• **Aim**: Gather all lines with the word "ITENS" in them.

• **Provided data**:
------------
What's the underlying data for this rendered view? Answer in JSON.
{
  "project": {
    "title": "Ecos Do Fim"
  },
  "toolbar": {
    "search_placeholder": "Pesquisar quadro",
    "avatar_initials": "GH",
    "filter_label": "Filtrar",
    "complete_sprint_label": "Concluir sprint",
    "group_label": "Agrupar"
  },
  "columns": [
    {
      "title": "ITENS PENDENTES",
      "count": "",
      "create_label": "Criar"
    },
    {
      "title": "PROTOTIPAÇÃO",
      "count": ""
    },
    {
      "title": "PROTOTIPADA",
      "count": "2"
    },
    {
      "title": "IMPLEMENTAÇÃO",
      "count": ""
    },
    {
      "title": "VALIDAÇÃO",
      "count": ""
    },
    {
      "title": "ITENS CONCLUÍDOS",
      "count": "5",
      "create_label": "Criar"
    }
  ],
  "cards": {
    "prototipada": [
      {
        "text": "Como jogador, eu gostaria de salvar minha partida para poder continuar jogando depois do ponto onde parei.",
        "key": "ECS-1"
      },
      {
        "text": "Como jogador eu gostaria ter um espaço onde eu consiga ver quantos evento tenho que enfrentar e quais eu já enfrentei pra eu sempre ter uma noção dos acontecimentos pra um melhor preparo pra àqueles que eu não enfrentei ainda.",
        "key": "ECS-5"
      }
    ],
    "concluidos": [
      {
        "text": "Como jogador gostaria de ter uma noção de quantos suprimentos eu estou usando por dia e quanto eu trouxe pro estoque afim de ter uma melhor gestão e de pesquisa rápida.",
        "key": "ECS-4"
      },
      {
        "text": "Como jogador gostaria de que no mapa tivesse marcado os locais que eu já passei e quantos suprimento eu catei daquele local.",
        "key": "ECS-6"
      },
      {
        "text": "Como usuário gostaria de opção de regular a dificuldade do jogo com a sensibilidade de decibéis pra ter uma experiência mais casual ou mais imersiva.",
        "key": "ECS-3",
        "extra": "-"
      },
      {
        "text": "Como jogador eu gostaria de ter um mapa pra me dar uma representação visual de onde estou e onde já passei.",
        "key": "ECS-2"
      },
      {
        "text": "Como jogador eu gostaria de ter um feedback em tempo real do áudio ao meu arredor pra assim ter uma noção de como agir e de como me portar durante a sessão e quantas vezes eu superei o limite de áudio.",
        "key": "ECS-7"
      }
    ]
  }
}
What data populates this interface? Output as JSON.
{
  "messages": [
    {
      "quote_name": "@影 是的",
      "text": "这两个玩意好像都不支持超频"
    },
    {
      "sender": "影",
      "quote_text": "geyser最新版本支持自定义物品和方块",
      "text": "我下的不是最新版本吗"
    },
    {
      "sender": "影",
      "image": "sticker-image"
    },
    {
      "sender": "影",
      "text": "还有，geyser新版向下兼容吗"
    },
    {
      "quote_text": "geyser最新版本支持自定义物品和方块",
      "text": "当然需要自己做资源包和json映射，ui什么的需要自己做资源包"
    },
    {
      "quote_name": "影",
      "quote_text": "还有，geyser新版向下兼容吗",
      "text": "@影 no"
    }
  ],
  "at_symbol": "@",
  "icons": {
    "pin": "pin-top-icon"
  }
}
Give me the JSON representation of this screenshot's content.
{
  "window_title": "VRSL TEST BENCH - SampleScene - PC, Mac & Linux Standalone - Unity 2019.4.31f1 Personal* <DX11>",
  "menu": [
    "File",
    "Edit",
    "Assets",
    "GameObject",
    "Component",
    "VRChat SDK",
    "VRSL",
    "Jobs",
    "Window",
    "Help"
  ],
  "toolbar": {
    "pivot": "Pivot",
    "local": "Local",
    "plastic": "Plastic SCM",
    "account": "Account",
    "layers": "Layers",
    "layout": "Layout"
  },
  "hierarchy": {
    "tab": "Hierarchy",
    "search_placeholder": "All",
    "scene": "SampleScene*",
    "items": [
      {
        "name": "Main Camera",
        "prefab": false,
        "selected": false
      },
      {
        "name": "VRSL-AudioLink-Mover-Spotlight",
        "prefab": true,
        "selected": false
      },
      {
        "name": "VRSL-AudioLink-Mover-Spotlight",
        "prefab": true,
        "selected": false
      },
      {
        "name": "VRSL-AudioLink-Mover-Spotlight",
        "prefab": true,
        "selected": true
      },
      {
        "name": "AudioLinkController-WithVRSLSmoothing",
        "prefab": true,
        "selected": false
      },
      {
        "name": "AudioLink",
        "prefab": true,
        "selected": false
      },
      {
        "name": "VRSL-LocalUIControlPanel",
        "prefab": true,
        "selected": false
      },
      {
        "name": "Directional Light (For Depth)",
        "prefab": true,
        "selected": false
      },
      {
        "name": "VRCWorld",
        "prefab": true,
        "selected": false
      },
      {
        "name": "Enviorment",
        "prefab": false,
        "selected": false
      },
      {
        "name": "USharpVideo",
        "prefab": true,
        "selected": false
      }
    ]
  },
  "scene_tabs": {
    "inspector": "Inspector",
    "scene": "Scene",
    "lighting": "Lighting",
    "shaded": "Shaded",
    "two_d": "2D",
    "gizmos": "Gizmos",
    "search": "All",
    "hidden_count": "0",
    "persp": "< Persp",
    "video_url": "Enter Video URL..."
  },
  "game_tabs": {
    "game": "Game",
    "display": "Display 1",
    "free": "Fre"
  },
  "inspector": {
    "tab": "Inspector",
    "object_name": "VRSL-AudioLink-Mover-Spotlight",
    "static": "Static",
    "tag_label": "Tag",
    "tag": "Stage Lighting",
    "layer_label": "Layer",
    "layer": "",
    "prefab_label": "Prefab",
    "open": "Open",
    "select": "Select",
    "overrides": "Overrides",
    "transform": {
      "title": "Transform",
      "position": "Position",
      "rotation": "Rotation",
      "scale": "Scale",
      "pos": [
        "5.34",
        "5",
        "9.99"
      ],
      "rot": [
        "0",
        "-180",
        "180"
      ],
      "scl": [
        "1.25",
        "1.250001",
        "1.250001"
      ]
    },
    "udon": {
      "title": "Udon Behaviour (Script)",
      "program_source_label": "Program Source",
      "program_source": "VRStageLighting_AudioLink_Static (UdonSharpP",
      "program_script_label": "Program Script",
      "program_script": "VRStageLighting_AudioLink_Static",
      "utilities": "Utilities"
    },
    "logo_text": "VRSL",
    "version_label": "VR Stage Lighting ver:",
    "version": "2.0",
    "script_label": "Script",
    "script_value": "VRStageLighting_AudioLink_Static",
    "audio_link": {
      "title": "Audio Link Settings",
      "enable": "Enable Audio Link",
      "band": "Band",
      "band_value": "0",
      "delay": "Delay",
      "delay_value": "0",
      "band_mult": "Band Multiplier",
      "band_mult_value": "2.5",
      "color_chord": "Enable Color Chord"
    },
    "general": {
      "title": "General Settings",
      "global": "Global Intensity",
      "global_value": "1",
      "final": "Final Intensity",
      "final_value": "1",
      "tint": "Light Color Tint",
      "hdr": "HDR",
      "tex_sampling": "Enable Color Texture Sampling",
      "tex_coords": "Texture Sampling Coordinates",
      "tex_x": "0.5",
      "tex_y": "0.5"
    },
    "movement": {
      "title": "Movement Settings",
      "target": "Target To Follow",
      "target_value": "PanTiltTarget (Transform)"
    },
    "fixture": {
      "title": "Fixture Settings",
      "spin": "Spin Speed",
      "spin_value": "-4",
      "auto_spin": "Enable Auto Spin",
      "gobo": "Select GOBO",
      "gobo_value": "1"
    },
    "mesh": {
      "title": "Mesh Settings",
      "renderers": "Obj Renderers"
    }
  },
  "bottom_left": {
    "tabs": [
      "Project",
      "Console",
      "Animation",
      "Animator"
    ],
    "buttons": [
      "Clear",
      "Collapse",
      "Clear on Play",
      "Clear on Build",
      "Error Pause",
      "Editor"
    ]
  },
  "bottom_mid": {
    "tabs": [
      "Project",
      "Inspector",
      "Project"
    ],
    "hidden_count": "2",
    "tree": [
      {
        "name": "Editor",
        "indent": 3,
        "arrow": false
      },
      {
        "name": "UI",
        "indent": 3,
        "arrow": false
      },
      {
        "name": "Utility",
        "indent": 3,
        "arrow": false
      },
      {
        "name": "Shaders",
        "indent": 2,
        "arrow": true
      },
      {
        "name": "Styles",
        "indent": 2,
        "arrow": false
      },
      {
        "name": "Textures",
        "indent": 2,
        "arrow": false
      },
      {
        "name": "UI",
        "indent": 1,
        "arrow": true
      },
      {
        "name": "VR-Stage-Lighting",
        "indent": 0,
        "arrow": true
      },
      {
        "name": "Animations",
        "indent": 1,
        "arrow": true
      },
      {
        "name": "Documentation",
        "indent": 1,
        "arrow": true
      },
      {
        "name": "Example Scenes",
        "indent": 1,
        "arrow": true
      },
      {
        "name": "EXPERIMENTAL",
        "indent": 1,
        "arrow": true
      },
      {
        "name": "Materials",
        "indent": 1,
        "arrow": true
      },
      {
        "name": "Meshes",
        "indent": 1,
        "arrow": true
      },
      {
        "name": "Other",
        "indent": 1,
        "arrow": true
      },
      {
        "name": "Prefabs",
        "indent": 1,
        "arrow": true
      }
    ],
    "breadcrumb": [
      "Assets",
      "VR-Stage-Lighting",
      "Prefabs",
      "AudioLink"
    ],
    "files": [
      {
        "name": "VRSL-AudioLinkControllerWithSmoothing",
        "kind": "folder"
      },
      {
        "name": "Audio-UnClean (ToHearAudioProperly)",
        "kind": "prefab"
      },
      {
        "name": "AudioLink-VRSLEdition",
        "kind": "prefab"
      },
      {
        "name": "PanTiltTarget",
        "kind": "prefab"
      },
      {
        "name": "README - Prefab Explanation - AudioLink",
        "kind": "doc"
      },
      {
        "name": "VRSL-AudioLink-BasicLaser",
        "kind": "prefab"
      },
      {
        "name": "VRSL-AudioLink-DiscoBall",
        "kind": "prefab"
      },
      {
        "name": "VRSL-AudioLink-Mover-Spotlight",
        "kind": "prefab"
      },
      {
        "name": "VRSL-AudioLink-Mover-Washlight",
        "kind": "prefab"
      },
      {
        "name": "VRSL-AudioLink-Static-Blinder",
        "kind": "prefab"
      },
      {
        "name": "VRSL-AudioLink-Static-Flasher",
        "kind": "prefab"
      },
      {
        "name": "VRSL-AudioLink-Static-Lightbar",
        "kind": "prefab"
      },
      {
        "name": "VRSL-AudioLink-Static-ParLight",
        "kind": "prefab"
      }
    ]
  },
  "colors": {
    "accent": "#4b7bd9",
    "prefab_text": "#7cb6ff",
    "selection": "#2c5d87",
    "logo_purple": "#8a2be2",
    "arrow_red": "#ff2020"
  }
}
------------
• **Result of the exercise**:
      "title": "ITENS PENDENTES",
      "title": "ITENS CONCLUÍDOS",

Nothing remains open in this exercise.